## WHAT IS EXPECTED
Every record should be written out exactly, with the pictures left out.

## EXCERPTED RECORDS
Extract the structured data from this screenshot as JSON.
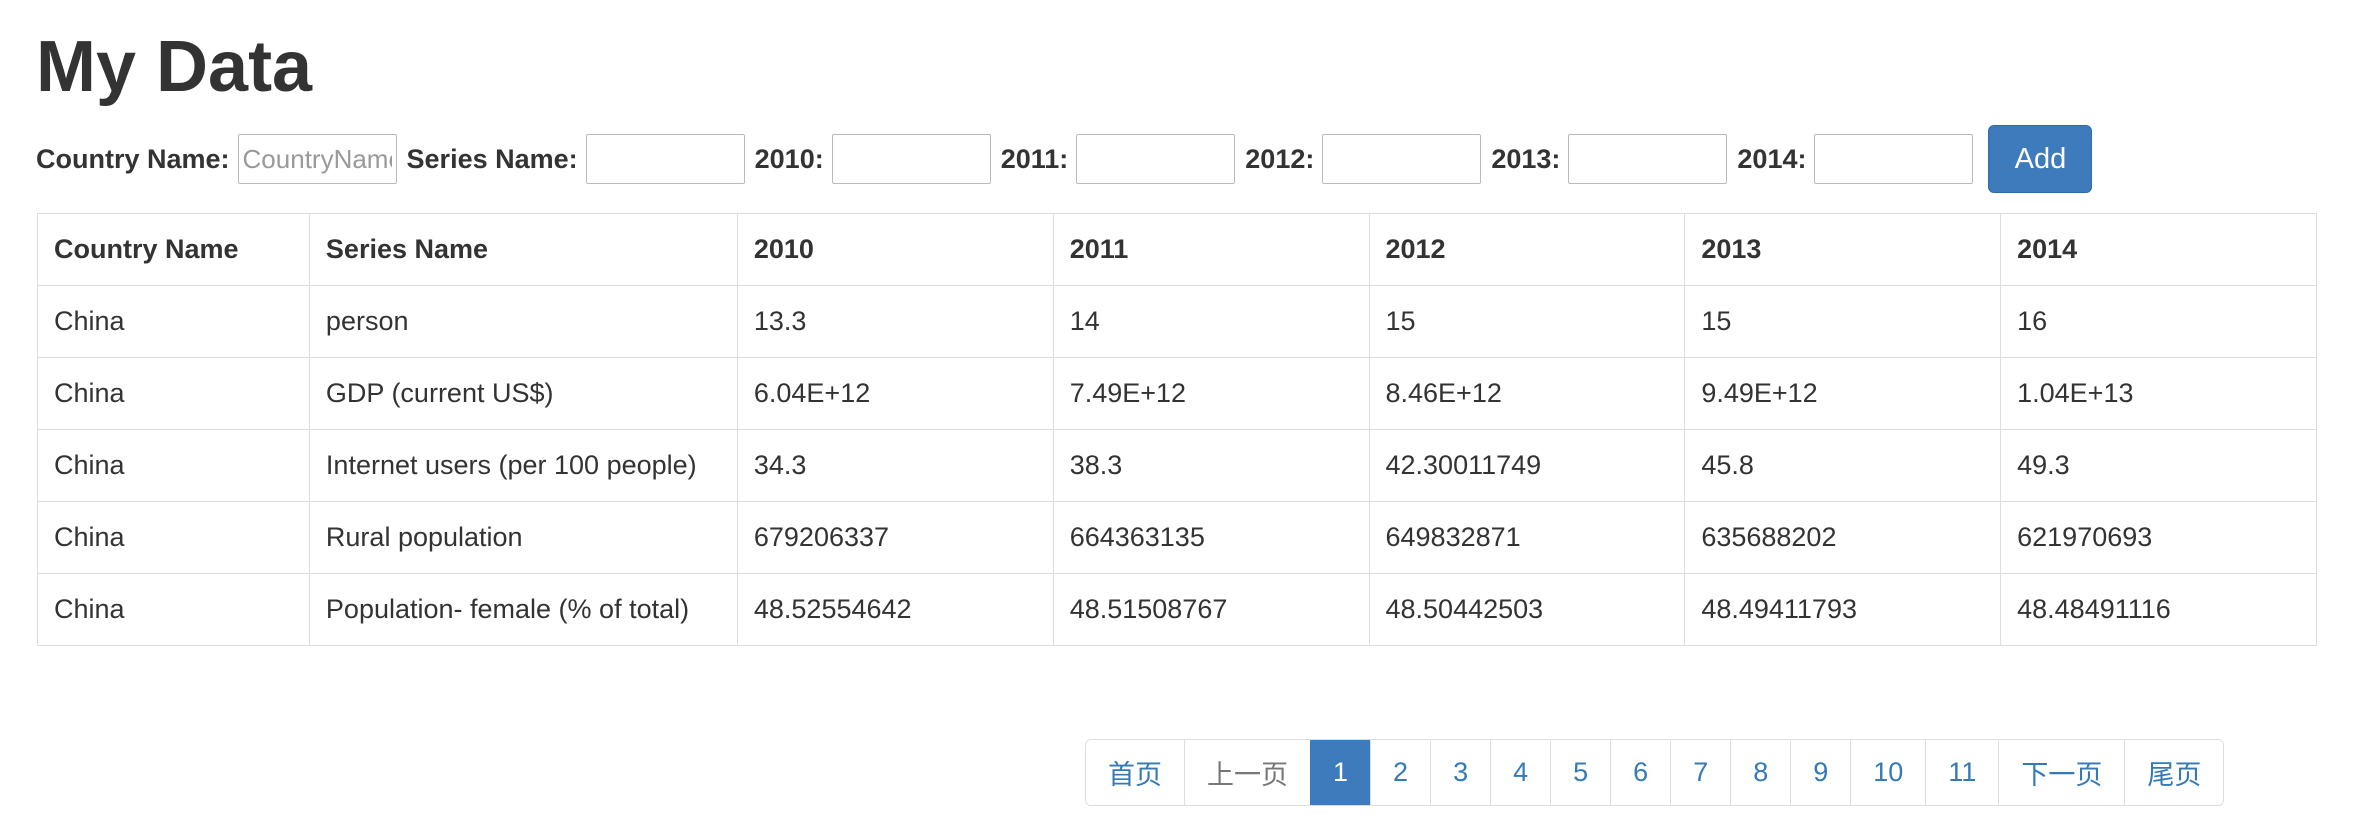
{
  "page": {
    "title": "My Data"
  },
  "form": {
    "country_label": "Country Name:",
    "country_placeholder": "CountryName",
    "country_value": "",
    "series_label": "Series Name:",
    "series_value": "",
    "y2010_label": "2010:",
    "y2011_label": "2011:",
    "y2012_label": "2012:",
    "y2013_label": "2013:",
    "y2014_label": "2014:",
    "add_label": "Add"
  },
  "colors": {
    "accent": "#3e7bbd",
    "link": "#337ab7",
    "border": "#dddddd",
    "text": "#333333"
  },
  "table": {
    "headers": [
      "Country Name",
      "Series Name",
      "2010",
      "2011",
      "2012",
      "2013",
      "2014"
    ],
    "rows": [
      [
        "China",
        "person",
        "13.3",
        "14",
        "15",
        "15",
        "16"
      ],
      [
        "China",
        "GDP (current US$)",
        "6.04E+12",
        "7.49E+12",
        "8.46E+12",
        "9.49E+12",
        "1.04E+13"
      ],
      [
        "China",
        "Internet users (per 100 people)",
        "34.3",
        "38.3",
        "42.30011749",
        "45.8",
        "49.3"
      ],
      [
        "China",
        "Rural population",
        "679206337",
        "664363135",
        "649832871",
        "635688202",
        "621970693"
      ],
      [
        "China",
        "Population- female (% of total)",
        "48.52554642",
        "48.51508767",
        "48.50442503",
        "48.49411793",
        "48.48491116"
      ]
    ]
  },
  "pagination": {
    "first": "首页",
    "prev": "上一页",
    "pages": [
      "1",
      "2",
      "3",
      "4",
      "5",
      "6",
      "7",
      "8",
      "9",
      "10",
      "11"
    ],
    "current": "1",
    "next": "下一页",
    "last": "尾页"
  }
}
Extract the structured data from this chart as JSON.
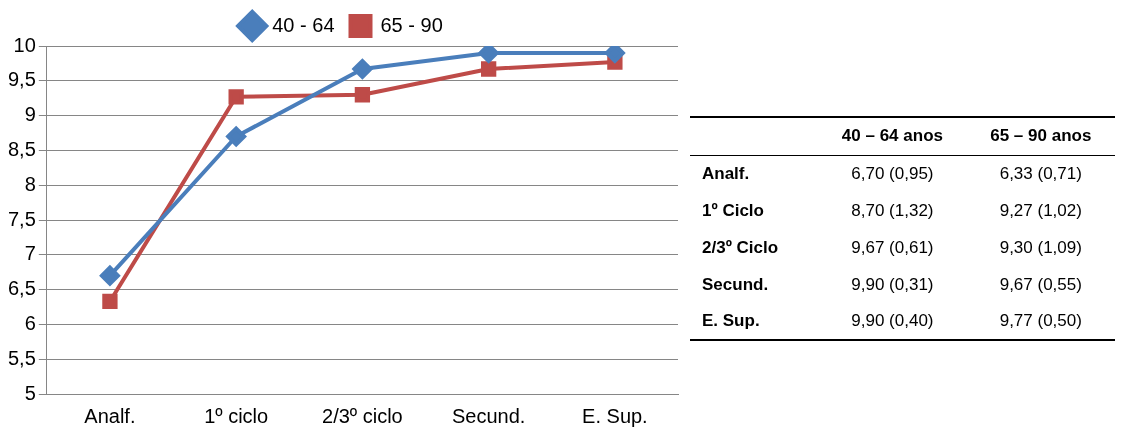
{
  "chart_data": {
    "type": "line",
    "categories": [
      "Analf.",
      "1º ciclo",
      "2/3º ciclo",
      "Secund.",
      "E. Sup."
    ],
    "series": [
      {
        "name": "40 - 64",
        "color": "#4a7ebb",
        "marker": "diamond",
        "values": [
          6.7,
          8.7,
          9.67,
          9.9,
          9.9
        ],
        "value_labels": [
          "6,70 (0,95)",
          "8,70 (1,32)",
          "9,67 (0,61)",
          "9,90 (0,31)",
          "9,90 (0,40)"
        ]
      },
      {
        "name": "65 - 90",
        "color": "#be4b48",
        "marker": "square",
        "values": [
          6.33,
          9.27,
          9.3,
          9.67,
          9.77
        ],
        "value_labels": [
          "6,33 (0,71)",
          "9,27 (1,02)",
          "9,30 (1,09)",
          "9,67 (0,55)",
          "9,77 (0,50)"
        ]
      }
    ],
    "annotations": [
      "40 – 64 anos",
      "65 – 90 anos",
      "Analf.",
      "1º Ciclo",
      "2/3º Ciclo",
      "Secund.",
      "E. Sup."
    ],
    "ylim": [
      5,
      10
    ],
    "yticks": [
      5,
      {
        "value": 5.5,
        "label": "5,5"
      },
      6,
      {
        "value": 6.5,
        "label": "6,5"
      },
      7,
      {
        "value": 7.5,
        "label": "7,5"
      },
      8,
      {
        "value": 8.5,
        "label": "8,5"
      },
      9,
      {
        "value": 9.5,
        "label": "9,5"
      },
      10
    ],
    "grid": "y",
    "legend": "top",
    "line_style": "solid"
  }
}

## EXERCISE RESULT
Extract the structured data from this screenshot as JSON.
{
  "page": {
    "title": "My Data"
  },
  "form": {
    "country_label": "Country Name:",
    "country_placeholder": "CountryName",
    "country_value": "",
    "series_label": "Series Name:",
    "series_value": "",
    "y2010_label": "2010:",
    "y2011_label": "2011:",
    "y2012_label": "2012:",
    "y2013_label": "2013:",
    "y2014_label": "2014:",
    "add_label": "Add"
  },
  "colors": {
    "accent": "#3e7bbd",
    "link": "#337ab7",
    "border": "#dddddd",
    "text": "#333333"
  },
  "table": {
    "headers": [
      "Country Name",
      "Series Name",
      "2010",
      "2011",
      "2012",
      "2013",
      "2014"
    ],
    "rows": [
      [
        "China",
        "person",
        "13.3",
        "14",
        "15",
        "15",
        "16"
      ],
      [
        "China",
        "GDP (current US$)",
        "6.04E+12",
        "7.49E+12",
        "8.46E+12",
        "9.49E+12",
        "1.04E+13"
      ],
      [
        "China",
        "Internet users (per 100 people)",
        "34.3",
        "38.3",
        "42.30011749",
        "45.8",
        "49.3"
      ],
      [
        "China",
        "Rural population",
        "679206337",
        "664363135",
        "649832871",
        "635688202",
        "621970693"
      ],
      [
        "China",
        "Population- female (% of total)",
        "48.52554642",
        "48.51508767",
        "48.50442503",
        "48.49411793",
        "48.48491116"
      ]
    ]
  },
  "pagination": {
    "first": "首页",
    "prev": "上一页",
    "pages": [
      "1",
      "2",
      "3",
      "4",
      "5",
      "6",
      "7",
      "8",
      "9",
      "10",
      "11"
    ],
    "current": "1",
    "next": "下一页",
    "last": "尾页"
  }
}
Extract the structured data from this chart as JSON.
{
  "chart_data": {
    "type": "line",
    "categories": [
      "Analf.",
      "1º ciclo",
      "2/3º ciclo",
      "Secund.",
      "E. Sup."
    ],
    "series": [
      {
        "name": "40 - 64",
        "color": "#4a7ebb",
        "marker": "diamond",
        "values": [
          6.7,
          8.7,
          9.67,
          9.9,
          9.9
        ],
        "value_labels": [
          "6,70 (0,95)",
          "8,70 (1,32)",
          "9,67 (0,61)",
          "9,90 (0,31)",
          "9,90 (0,40)"
        ]
      },
      {
        "name": "65 - 90",
        "color": "#be4b48",
        "marker": "square",
        "values": [
          6.33,
          9.27,
          9.3,
          9.67,
          9.77
        ],
        "value_labels": [
          "6,33 (0,71)",
          "9,27 (1,02)",
          "9,30 (1,09)",
          "9,67 (0,55)",
          "9,77 (0,50)"
        ]
      }
    ],
    "annotations": [
      "40 – 64 anos",
      "65 – 90 anos",
      "Analf.",
      "1º Ciclo",
      "2/3º Ciclo",
      "Secund.",
      "E. Sup."
    ],
    "ylim": [
      5,
      10
    ],
    "yticks": [
      5,
      {
        "value": 5.5,
        "label": "5,5"
      },
      6,
      {
        "value": 6.5,
        "label": "6,5"
      },
      7,
      {
        "value": 7.5,
        "label": "7,5"
      },
      8,
      {
        "value": 8.5,
        "label": "8,5"
      },
      9,
      {
        "value": 9.5,
        "label": "9,5"
      },
      10
    ],
    "grid": "y",
    "legend": "top",
    "line_style": "solid"
  }
}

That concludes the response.